> _EXERCISE GOAL_: Filter the entries below, keeping only lines with the word "screenshot".

> _LISTED RECORDS_:
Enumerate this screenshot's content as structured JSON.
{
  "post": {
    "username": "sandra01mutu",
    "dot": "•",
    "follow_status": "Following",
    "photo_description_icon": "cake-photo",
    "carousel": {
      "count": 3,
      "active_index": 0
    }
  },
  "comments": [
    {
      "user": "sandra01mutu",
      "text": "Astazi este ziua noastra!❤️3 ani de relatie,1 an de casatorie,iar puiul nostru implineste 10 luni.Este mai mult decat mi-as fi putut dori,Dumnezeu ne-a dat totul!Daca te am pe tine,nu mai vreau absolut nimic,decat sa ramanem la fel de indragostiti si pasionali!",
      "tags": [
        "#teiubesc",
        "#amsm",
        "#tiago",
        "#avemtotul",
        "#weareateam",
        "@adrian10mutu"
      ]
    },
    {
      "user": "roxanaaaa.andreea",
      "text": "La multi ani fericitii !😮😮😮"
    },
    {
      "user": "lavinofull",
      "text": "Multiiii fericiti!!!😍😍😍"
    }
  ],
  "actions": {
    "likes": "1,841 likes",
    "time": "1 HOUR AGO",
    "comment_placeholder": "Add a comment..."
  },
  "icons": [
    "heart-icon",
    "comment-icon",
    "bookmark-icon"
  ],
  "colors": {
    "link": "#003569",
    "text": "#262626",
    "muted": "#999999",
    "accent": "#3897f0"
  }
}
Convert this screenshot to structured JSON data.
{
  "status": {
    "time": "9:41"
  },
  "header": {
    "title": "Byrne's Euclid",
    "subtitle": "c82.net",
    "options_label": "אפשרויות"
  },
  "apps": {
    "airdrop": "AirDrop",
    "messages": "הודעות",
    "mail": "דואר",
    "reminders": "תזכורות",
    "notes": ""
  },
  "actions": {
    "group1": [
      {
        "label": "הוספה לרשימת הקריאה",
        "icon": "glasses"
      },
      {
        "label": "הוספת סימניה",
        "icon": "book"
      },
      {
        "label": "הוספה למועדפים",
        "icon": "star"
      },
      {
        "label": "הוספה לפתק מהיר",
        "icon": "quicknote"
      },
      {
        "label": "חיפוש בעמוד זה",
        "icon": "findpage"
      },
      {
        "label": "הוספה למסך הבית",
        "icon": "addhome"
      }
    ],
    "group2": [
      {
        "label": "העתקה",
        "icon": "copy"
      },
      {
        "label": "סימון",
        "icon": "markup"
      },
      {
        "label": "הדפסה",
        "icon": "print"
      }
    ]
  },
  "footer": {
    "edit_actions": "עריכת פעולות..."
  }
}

> _TASK RESULT_:
Enumerate this screenshot's content as structured JSON.
Convert this screenshot to structured JSON data.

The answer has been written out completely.